## WHAT THE TASK REQUIRES
Report, as a bare number, how many lines of the material below contain the word "البيادر".

## ENTRIES
--------------------

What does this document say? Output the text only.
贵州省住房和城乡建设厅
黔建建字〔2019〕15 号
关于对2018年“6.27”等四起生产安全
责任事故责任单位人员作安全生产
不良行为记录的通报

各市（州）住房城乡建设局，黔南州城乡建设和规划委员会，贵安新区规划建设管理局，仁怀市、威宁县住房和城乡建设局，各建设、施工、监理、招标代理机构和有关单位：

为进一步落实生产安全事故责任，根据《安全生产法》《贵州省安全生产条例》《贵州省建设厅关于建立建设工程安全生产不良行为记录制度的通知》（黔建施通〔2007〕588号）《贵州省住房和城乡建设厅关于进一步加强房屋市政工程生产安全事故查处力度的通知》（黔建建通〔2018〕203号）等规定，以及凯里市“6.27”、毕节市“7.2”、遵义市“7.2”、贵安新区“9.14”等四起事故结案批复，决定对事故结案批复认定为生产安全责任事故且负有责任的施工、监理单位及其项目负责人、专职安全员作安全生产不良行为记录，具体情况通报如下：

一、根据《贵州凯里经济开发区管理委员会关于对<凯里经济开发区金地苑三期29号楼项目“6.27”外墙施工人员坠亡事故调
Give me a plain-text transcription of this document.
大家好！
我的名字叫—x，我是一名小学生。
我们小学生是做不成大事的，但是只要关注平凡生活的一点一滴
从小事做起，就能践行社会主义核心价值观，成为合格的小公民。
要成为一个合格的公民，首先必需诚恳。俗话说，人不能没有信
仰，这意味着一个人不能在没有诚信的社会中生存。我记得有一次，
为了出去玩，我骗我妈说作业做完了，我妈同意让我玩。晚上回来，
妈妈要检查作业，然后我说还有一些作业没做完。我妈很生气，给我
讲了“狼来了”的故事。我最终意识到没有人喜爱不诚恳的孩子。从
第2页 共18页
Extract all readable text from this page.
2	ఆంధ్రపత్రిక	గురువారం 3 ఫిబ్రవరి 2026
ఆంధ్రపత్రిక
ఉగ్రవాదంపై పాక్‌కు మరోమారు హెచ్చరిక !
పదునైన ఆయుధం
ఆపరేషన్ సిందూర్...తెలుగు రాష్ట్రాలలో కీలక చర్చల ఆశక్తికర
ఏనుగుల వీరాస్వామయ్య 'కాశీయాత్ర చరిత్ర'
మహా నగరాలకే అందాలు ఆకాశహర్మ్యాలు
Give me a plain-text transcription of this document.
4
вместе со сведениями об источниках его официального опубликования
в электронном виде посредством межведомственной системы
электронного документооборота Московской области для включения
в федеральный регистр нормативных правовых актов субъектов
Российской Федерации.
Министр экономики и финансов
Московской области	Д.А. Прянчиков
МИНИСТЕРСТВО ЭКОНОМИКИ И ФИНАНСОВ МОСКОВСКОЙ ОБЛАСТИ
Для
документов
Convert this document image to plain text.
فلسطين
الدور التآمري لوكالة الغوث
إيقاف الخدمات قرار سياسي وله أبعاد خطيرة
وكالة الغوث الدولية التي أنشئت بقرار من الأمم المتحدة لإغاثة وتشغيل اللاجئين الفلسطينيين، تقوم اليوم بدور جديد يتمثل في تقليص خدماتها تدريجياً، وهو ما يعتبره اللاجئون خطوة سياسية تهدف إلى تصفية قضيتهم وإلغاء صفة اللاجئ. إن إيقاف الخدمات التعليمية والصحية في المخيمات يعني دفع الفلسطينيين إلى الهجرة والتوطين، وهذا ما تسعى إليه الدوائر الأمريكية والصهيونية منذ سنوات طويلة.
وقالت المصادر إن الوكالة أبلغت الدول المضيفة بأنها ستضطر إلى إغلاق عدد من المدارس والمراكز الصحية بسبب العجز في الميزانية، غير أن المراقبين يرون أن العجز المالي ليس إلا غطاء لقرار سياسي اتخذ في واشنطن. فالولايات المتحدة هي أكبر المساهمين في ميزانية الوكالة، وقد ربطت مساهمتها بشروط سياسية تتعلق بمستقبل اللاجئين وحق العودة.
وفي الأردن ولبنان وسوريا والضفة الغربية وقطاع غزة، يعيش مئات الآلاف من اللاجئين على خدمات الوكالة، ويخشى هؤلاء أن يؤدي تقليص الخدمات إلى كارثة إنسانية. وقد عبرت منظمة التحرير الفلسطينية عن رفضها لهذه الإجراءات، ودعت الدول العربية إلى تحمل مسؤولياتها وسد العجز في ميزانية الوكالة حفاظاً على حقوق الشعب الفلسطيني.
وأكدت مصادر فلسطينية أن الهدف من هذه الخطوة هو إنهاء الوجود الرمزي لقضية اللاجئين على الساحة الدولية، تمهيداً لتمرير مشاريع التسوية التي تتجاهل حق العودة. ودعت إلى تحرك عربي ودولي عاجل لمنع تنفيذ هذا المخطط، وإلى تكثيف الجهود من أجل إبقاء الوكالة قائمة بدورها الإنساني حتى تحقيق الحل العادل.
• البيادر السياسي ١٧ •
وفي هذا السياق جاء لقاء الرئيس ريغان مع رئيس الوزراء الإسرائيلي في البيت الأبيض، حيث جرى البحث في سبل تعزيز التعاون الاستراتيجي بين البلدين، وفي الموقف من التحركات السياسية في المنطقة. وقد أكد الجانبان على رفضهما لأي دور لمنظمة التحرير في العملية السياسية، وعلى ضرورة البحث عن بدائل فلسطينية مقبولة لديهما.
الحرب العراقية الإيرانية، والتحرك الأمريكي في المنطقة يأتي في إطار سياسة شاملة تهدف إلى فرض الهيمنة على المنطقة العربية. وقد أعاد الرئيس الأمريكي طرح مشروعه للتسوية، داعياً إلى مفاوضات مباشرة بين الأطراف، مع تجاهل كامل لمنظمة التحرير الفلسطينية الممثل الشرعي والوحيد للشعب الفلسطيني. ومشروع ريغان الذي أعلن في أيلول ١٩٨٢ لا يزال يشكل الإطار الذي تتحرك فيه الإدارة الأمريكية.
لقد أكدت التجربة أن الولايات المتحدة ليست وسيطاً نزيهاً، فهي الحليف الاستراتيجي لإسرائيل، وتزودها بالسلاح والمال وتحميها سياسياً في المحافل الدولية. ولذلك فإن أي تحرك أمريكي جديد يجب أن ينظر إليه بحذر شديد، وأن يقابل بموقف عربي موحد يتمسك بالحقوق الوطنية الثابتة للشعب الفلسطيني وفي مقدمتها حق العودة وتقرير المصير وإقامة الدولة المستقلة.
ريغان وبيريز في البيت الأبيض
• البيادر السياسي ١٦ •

--------------------

## COMPLETED EXERCISE
2